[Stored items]
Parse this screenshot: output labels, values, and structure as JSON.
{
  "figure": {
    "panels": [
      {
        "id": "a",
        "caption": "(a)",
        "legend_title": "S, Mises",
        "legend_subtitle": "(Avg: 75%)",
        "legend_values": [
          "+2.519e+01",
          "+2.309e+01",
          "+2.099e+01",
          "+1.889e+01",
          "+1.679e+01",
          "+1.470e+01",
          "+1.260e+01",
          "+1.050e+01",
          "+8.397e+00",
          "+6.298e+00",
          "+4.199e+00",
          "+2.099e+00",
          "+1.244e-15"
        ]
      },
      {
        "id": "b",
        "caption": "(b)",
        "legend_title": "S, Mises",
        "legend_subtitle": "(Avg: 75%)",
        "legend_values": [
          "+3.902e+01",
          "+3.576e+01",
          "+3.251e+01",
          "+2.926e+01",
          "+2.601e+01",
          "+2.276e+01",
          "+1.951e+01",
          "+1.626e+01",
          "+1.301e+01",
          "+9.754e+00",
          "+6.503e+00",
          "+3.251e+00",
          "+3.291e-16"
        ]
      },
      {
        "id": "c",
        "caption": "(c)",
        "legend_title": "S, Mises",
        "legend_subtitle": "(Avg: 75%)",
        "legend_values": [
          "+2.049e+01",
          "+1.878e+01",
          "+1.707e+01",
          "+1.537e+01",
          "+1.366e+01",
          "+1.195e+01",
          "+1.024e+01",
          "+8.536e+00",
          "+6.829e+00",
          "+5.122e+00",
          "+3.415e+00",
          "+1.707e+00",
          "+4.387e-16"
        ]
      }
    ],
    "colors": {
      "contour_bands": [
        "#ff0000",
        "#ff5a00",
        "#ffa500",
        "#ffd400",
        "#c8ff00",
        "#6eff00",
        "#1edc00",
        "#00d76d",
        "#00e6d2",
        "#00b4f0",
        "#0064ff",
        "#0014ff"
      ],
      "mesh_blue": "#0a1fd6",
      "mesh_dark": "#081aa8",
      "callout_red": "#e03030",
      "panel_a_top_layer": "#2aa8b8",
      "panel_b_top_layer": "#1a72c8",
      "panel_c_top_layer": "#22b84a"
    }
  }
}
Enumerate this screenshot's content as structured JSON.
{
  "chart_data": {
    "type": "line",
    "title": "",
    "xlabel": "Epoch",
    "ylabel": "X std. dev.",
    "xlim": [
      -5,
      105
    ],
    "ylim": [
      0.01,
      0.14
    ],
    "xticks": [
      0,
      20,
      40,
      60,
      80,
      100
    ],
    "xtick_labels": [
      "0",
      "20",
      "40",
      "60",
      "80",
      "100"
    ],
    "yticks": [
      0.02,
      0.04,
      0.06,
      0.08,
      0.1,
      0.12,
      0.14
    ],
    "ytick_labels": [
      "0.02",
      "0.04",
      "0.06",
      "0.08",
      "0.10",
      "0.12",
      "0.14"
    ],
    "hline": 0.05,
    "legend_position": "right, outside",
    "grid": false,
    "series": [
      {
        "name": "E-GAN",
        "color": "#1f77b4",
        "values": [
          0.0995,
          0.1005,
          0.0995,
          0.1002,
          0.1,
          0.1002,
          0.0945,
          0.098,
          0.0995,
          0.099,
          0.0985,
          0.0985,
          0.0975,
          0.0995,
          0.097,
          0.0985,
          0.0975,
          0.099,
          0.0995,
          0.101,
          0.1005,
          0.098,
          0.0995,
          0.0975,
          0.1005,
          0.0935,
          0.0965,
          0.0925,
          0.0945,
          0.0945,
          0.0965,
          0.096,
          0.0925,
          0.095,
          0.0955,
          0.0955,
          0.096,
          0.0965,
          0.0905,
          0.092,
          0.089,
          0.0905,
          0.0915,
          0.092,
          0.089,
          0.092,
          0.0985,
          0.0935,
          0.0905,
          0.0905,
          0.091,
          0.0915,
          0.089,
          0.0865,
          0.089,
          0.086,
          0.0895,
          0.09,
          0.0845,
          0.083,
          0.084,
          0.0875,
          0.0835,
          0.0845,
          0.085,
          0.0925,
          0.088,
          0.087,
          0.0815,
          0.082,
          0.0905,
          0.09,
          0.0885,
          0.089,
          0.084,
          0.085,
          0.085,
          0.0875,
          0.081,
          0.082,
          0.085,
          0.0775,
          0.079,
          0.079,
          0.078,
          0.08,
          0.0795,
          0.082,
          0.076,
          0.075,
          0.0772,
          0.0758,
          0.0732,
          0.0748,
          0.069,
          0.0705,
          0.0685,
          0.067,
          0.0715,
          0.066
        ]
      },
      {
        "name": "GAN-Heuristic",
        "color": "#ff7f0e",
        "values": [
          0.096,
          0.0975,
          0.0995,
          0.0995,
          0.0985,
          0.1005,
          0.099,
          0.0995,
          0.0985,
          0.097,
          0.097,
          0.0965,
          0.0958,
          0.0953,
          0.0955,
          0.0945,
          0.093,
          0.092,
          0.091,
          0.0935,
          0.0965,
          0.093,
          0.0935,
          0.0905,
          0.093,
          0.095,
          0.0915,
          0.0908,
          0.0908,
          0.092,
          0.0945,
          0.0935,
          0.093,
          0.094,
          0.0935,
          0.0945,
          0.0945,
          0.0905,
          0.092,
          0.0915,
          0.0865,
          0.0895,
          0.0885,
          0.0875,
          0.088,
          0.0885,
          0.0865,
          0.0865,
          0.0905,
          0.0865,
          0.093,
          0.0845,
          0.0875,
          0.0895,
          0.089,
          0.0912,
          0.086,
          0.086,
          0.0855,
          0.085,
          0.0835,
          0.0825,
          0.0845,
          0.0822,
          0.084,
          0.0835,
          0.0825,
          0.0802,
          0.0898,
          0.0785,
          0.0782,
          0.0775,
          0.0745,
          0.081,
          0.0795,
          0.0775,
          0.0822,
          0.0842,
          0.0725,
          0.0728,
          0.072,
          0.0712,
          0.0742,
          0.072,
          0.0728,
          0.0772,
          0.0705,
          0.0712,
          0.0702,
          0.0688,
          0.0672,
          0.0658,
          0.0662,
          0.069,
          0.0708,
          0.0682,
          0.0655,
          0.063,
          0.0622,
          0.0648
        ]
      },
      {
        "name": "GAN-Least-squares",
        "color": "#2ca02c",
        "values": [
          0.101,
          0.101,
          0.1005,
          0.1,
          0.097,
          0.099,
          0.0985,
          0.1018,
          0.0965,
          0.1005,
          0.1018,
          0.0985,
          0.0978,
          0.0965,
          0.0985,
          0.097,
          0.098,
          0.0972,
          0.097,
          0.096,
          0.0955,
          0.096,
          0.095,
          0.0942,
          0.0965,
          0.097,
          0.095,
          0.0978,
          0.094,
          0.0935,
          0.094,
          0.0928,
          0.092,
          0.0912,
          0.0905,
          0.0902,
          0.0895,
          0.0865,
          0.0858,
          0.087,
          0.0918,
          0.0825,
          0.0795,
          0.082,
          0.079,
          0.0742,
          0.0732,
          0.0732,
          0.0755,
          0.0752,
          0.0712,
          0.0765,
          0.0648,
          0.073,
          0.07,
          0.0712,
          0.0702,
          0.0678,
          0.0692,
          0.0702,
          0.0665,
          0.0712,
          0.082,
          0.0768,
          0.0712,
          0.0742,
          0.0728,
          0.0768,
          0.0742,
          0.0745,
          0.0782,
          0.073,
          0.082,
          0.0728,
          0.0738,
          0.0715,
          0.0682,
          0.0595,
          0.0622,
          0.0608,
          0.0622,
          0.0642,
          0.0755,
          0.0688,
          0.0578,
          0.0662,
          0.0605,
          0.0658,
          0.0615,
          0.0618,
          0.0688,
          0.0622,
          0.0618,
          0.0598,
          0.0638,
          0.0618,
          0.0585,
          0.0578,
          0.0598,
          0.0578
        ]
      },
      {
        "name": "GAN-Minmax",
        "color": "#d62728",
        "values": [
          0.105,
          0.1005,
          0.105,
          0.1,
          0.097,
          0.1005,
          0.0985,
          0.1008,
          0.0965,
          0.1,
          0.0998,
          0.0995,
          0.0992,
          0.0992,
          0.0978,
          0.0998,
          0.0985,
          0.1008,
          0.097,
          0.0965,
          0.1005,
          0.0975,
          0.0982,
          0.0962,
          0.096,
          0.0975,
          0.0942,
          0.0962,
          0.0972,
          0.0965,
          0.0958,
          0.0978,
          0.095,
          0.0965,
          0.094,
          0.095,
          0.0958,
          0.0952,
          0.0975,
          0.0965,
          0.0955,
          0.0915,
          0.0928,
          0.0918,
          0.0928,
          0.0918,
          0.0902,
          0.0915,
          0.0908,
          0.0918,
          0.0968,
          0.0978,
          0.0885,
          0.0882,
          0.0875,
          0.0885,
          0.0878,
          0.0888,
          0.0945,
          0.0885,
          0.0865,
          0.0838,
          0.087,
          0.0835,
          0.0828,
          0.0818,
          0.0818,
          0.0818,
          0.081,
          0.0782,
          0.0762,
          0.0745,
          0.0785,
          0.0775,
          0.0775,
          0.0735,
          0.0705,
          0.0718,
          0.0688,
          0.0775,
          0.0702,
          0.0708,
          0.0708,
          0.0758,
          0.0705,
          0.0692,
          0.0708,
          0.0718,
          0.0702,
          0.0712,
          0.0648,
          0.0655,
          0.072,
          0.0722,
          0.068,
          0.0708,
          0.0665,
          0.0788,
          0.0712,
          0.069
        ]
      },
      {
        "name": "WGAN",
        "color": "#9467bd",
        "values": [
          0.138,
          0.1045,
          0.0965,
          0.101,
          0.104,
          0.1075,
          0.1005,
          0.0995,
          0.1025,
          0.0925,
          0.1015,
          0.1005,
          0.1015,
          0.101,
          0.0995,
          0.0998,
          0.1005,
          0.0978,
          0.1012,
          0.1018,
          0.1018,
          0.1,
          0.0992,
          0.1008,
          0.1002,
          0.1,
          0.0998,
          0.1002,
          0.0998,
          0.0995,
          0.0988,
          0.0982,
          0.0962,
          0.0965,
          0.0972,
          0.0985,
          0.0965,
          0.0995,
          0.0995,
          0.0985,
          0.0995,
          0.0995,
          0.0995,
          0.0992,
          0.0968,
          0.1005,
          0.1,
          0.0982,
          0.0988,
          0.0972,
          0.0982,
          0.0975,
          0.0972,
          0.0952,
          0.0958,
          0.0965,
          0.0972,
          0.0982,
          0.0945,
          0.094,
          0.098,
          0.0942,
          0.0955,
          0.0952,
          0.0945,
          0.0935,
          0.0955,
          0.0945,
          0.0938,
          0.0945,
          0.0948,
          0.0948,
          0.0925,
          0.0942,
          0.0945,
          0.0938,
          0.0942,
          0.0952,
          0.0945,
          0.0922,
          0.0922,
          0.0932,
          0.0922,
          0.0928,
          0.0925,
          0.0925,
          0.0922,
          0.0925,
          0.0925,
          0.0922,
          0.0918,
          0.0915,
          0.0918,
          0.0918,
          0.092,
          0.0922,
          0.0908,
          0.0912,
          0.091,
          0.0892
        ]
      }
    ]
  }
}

■ Your goal
Show the lines of the records that include the string "JSON".

■ Response below
Parse this screenshot: output labels, values, and structure as JSON.
Enumerate this screenshot's content as structured JSON.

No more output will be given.